:: What is expected ::
The answer is one number: how many lines in the data below hold "YEARS".

(Figure record listings)
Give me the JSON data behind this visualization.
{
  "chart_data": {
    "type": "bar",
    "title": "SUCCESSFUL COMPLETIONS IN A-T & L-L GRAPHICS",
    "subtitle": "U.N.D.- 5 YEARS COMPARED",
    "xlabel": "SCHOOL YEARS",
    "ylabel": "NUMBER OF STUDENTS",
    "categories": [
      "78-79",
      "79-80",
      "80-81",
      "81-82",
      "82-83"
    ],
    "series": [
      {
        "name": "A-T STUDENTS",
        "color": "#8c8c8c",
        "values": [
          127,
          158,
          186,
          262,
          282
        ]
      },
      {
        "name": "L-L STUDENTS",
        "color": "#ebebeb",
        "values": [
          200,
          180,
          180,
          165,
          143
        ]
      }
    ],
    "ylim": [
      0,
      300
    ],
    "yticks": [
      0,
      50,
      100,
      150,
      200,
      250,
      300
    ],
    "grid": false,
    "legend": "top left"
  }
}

:: Solved exercise ::
2